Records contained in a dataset
◇ ◇ ◇ ◇ ◇ ◇ ◇
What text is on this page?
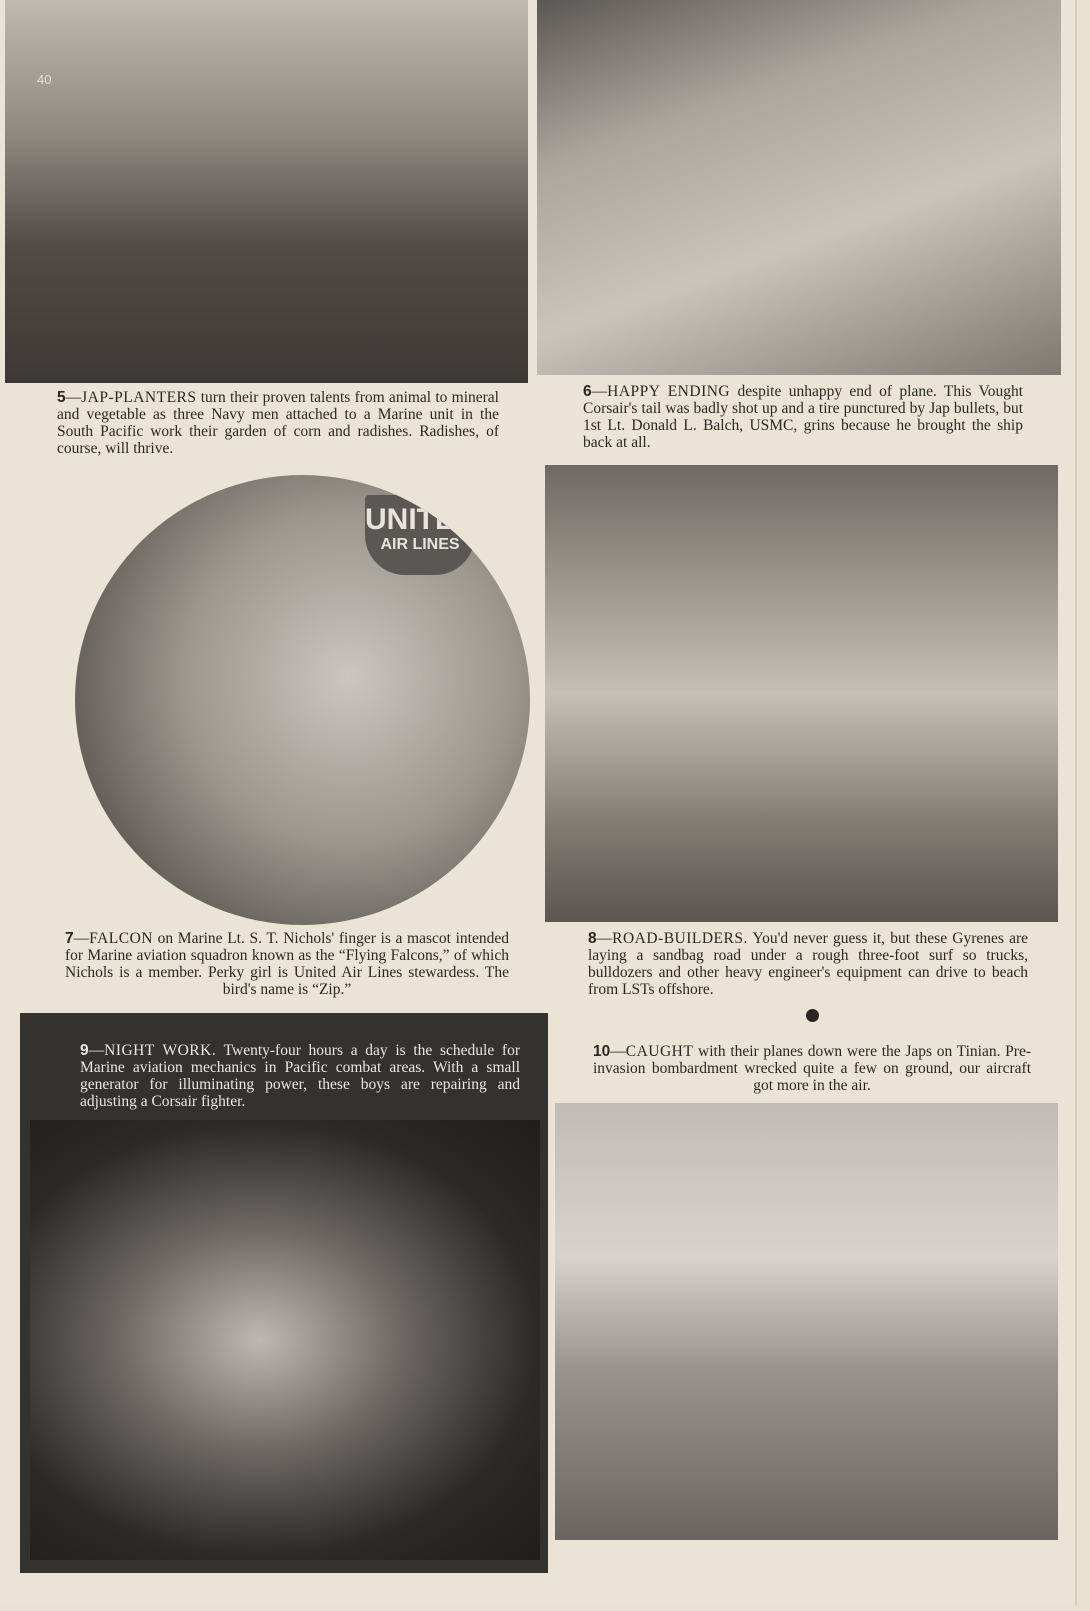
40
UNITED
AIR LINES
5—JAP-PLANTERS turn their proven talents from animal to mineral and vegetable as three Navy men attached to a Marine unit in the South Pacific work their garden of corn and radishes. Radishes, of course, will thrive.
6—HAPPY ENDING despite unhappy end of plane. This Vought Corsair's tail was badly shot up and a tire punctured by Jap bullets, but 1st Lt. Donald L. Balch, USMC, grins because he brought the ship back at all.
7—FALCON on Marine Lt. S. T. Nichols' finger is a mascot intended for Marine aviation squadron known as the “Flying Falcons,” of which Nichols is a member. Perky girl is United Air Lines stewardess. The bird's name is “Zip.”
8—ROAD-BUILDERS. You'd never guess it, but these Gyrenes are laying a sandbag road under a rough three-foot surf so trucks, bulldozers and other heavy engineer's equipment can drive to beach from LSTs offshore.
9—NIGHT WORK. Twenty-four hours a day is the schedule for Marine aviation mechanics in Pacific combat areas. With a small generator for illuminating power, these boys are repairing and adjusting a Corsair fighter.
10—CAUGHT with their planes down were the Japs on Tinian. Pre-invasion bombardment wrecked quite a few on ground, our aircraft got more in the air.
◇ ◇ ◇ ◇ ◇ ◇ ◇
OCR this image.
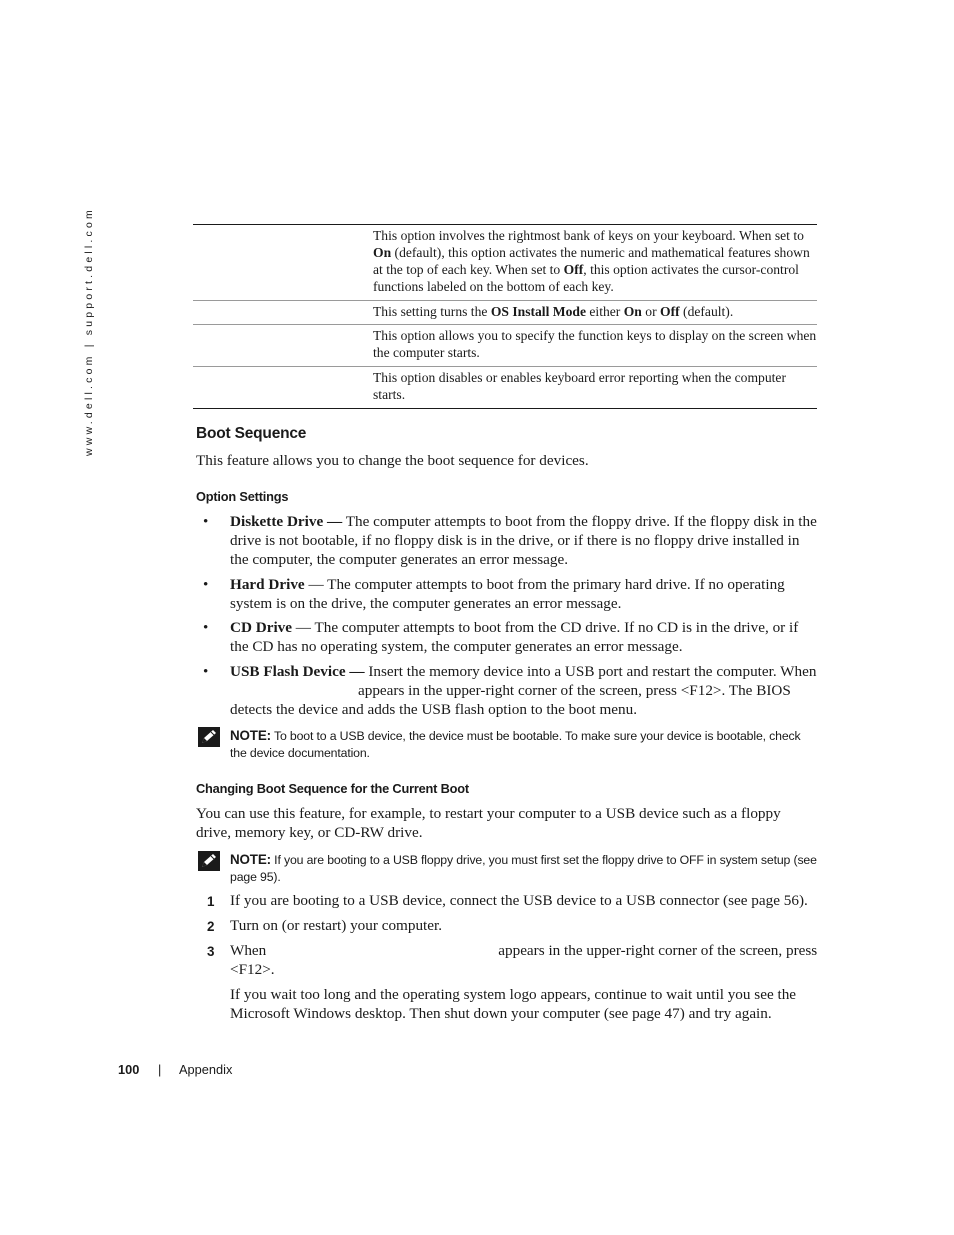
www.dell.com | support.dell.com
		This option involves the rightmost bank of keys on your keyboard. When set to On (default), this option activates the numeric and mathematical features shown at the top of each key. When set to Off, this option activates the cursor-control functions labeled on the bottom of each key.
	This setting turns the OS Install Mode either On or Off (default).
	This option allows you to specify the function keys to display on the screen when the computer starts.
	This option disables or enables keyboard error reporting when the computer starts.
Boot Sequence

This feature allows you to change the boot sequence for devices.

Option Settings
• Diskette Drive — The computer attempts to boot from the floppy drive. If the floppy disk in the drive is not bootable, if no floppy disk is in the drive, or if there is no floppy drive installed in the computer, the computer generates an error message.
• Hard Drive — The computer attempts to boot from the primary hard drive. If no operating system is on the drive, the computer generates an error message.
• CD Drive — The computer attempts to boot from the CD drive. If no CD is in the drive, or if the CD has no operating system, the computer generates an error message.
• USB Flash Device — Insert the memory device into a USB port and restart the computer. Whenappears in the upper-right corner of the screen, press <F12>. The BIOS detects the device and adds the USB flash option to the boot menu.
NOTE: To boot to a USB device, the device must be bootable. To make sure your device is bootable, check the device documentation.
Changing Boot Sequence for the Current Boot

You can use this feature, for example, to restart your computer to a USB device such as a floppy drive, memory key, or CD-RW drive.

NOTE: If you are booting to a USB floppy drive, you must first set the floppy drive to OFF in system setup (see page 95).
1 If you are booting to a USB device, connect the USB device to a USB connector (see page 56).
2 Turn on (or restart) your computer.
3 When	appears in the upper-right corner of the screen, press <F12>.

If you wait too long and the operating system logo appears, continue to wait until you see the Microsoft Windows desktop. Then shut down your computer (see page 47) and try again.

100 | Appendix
◇ ◇ ◇ ◇ ◇ ◇ ◇
PROBLEM STATEMENT:
Copy out every line of the data that includes the word "their".

OUTPUT:
5—JAP-PLANTERS turn their proven talents from animal to mineral and vegetable as three Navy men attached to a Marine unit in the South Pacific work their garden of corn and radishes. Radishes, of course, will thrive.
10—CAUGHT with their planes down were the Japs on Tinian. Pre-invasion bombardment wrecked quite a few on ground, our aircraft got more in the air.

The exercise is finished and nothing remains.